### WHAT THE TASK REQUIRES
Below are the records. List every line holding the word "text".

++++ TASK MATERIAL

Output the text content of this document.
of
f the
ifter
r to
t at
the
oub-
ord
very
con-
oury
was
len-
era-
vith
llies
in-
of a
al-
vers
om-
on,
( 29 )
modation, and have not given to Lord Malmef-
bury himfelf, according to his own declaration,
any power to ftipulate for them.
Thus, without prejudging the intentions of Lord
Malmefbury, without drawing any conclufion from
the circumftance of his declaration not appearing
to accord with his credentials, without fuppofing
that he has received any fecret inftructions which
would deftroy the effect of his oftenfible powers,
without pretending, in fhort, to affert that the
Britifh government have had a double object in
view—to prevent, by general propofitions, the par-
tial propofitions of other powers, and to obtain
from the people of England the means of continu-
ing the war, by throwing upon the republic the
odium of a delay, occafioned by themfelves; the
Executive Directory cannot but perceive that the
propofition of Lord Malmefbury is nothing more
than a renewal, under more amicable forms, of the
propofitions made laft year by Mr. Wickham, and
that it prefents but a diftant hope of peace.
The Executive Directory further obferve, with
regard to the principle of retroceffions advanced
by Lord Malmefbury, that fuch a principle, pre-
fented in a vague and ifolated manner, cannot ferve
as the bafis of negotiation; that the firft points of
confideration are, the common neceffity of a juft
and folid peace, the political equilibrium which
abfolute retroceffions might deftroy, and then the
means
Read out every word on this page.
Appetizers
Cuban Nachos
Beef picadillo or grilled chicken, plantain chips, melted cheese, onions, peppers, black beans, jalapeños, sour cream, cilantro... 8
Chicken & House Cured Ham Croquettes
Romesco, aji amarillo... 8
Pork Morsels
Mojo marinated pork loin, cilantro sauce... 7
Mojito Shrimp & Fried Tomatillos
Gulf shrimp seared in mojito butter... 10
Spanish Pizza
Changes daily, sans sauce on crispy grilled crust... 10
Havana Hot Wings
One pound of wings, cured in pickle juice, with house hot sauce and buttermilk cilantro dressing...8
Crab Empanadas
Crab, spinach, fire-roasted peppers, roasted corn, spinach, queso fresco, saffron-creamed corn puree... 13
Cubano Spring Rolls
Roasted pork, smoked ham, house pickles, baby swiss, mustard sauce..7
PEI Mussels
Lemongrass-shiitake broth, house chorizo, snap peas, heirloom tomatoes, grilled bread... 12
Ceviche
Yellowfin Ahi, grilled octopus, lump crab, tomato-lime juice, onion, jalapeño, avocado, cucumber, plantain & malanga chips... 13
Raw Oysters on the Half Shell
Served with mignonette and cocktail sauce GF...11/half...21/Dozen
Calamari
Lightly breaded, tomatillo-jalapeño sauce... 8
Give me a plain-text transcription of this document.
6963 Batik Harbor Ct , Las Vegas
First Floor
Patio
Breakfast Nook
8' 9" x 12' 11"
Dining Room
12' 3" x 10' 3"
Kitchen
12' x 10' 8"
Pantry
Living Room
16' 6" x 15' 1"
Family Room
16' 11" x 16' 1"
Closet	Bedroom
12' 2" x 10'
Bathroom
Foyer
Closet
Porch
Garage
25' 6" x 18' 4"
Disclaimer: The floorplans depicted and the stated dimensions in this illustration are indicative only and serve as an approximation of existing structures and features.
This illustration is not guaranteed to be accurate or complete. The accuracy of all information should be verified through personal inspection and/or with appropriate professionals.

++++++++

### IN RESPONSE
Output the text content of this document.
Give me a plain-text transcription of this document.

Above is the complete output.